[Task material]
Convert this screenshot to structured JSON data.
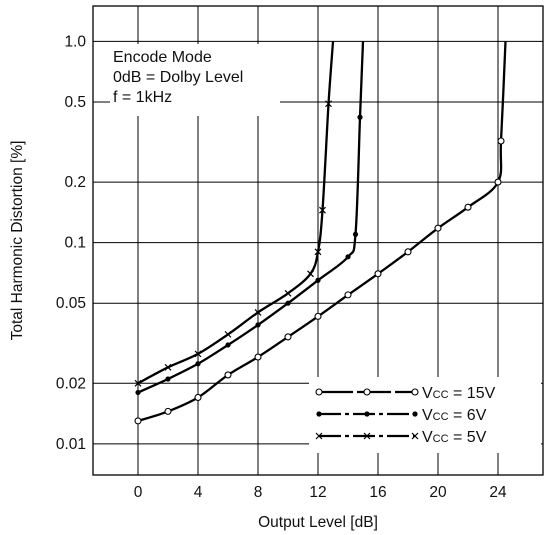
{
  "chart_data": {
    "type": "line",
    "xlabel": "Output Level [dB]",
    "ylabel": "Total Harmonic Distortion [%]",
    "xlim": [
      -3,
      27
    ],
    "ylim": [
      0.007,
      1.5
    ],
    "yscale": "log",
    "x_ticks": [
      0,
      4,
      8,
      12,
      16,
      20,
      24
    ],
    "x_tick_labels": [
      "0",
      "4",
      "8",
      "12",
      "16",
      "20",
      "24"
    ],
    "y_ticks": [
      0.01,
      0.02,
      0.05,
      0.1,
      0.2,
      0.5,
      1.0
    ],
    "y_tick_labels": [
      "0.01",
      "0.02",
      "0.05",
      "0.1",
      "0.2",
      "0.5",
      "1.0"
    ],
    "grid": true,
    "annotation_lines": [
      "Encode Mode",
      "0dB = Dolby Level",
      "f = 1kHz"
    ],
    "legend_position": "bottom-right",
    "series": [
      {
        "name": "Vcc = 15V",
        "name_main": "V",
        "name_sub": "CC",
        "name_rest": " = 15V",
        "marker": "circle",
        "dash": "long-dash",
        "x": [
          0,
          2,
          4,
          6,
          8,
          10,
          12,
          14,
          16,
          18,
          20,
          22,
          24,
          24.2,
          24.5
        ],
        "y": [
          0.013,
          0.0145,
          0.017,
          0.022,
          0.027,
          0.034,
          0.043,
          0.055,
          0.07,
          0.09,
          0.118,
          0.15,
          0.2,
          0.32,
          1.0
        ]
      },
      {
        "name": "Vcc = 6V",
        "name_main": "V",
        "name_sub": "CC",
        "name_rest": " = 6V",
        "marker": "dot",
        "dash": "dash-dot",
        "x": [
          0,
          2,
          4,
          6,
          8,
          10,
          12,
          14,
          14.5,
          14.8,
          15.0
        ],
        "y": [
          0.018,
          0.021,
          0.025,
          0.031,
          0.039,
          0.05,
          0.065,
          0.085,
          0.11,
          0.42,
          1.0
        ]
      },
      {
        "name": "Vcc = 5V",
        "name_main": "V",
        "name_sub": "CC",
        "name_rest": " = 5V",
        "marker": "cross",
        "dash": "dash-dot",
        "x": [
          0,
          2,
          4,
          6,
          8,
          10,
          11.5,
          12,
          12.3,
          12.7,
          13.0
        ],
        "y": [
          0.02,
          0.024,
          0.028,
          0.035,
          0.045,
          0.056,
          0.07,
          0.09,
          0.145,
          0.49,
          1.0
        ]
      }
    ]
  }
}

[Problem to solve] Lines containing the string "Level" are to be selected and copied.

[Exercise result]
    "xlabel": "Output Level [dB]",
      "0dB = Dolby Level",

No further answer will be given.